## Dataset entries
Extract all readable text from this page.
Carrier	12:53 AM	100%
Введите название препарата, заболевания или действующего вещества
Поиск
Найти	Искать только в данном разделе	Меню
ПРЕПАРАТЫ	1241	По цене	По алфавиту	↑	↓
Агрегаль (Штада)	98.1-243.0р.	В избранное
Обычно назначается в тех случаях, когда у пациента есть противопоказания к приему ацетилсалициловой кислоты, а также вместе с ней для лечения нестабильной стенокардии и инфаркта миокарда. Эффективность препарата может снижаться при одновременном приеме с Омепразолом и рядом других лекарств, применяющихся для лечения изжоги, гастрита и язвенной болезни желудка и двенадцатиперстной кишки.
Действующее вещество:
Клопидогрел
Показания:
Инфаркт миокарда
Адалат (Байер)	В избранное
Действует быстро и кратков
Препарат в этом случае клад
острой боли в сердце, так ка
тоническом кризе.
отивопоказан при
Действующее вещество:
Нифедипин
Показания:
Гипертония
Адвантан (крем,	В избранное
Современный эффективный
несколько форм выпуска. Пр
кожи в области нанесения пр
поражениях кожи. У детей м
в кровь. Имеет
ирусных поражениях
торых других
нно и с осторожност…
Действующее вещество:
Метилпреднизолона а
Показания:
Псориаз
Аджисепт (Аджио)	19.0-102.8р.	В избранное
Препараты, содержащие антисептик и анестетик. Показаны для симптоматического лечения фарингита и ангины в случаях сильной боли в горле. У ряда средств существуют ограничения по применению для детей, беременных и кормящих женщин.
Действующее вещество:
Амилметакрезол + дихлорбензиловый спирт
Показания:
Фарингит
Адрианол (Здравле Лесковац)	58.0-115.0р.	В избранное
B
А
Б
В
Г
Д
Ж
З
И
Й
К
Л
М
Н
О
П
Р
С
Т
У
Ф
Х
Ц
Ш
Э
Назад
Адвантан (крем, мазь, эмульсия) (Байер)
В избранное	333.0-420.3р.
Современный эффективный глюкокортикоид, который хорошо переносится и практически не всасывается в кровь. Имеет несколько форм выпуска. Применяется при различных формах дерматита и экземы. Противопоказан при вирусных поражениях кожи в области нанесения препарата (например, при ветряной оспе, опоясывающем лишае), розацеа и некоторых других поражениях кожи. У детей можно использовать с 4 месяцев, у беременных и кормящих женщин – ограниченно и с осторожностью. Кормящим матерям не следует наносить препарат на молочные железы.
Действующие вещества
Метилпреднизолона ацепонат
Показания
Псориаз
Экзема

## TASK REQUIREMENTS
Quote each line of the data above exactly as written.

## SOLVED EXERCISE
Extract all readable text from this page.
Carrier	12:53 AM	100%
Введите название препарата, заболевания или действующего вещества
Поиск
Найти	Искать только в данном разделе	Меню
ПРЕПАРАТЫ	1241	По цене	По алфавиту	↑	↓
Агрегаль (Штада)	98.1-243.0р.	В избранное
Обычно назначается в тех случаях, когда у пациента есть противопоказания к приему ацетилсалициловой кислоты, а также вместе с ней для лечения нестабильной стенокардии и инфаркта миокарда. Эффективность препарата может снижаться при одновременном приеме с Омепразолом и рядом других лекарств, применяющихся для лечения изжоги, гастрита и язвенной болезни желудка и двенадцатиперстной кишки.
Действующее вещество:
Клопидогрел
Показания:
Инфаркт миокарда
Адалат (Байер)	В избранное
Действует быстро и кратков
Препарат в этом случае клад
острой боли в сердце, так ка
тоническом кризе.
отивопоказан при
Действующее вещество:
Нифедипин
Показания:
Гипертония
Адвантан (крем,	В избранное
Современный эффективный
несколько форм выпуска. Пр
кожи в области нанесения пр
поражениях кожи. У детей м
в кровь. Имеет
ирусных поражениях
торых других
нно и с осторожност…
Действующее вещество:
Метилпреднизолона а
Показания:
Псориаз
Аджисепт (Аджио)	19.0-102.8р.	В избранное
Препараты, содержащие антисептик и анестетик. Показаны для симптоматического лечения фарингита и ангины в случаях сильной боли в горле. У ряда средств существуют ограничения по применению для детей, беременных и кормящих женщин.
Действующее вещество:
Амилметакрезол + дихлорбензиловый спирт
Показания:
Фарингит
Адрианол (Здравле Лесковац)	58.0-115.0р.	В избранное
B
А
Б
В
Г
Д
Ж
З
И
Й
К
Л
М
Н
О
П
Р
С
Т
У
Ф
Х
Ц
Ш
Э
Назад
Адвантан (крем, мазь, эмульсия) (Байер)
В избранное	333.0-420.3р.
Современный эффективный глюкокортикоид, который хорошо переносится и практически не всасывается в кровь. Имеет несколько форм выпуска. Применяется при различных формах дерматита и экземы. Противопоказан при вирусных поражениях кожи в области нанесения препарата (например, при ветряной оспе, опоясывающем лишае), розацеа и некоторых других поражениях кожи. У детей можно использовать с 4 месяцев, у беременных и кормящих женщин – ограниченно и с осторожностью. Кормящим матерям не следует наносить препарат на молочные железы.
Действующие вещества
Метилпреднизолона ацепонат
Показания
Псориаз
Экзема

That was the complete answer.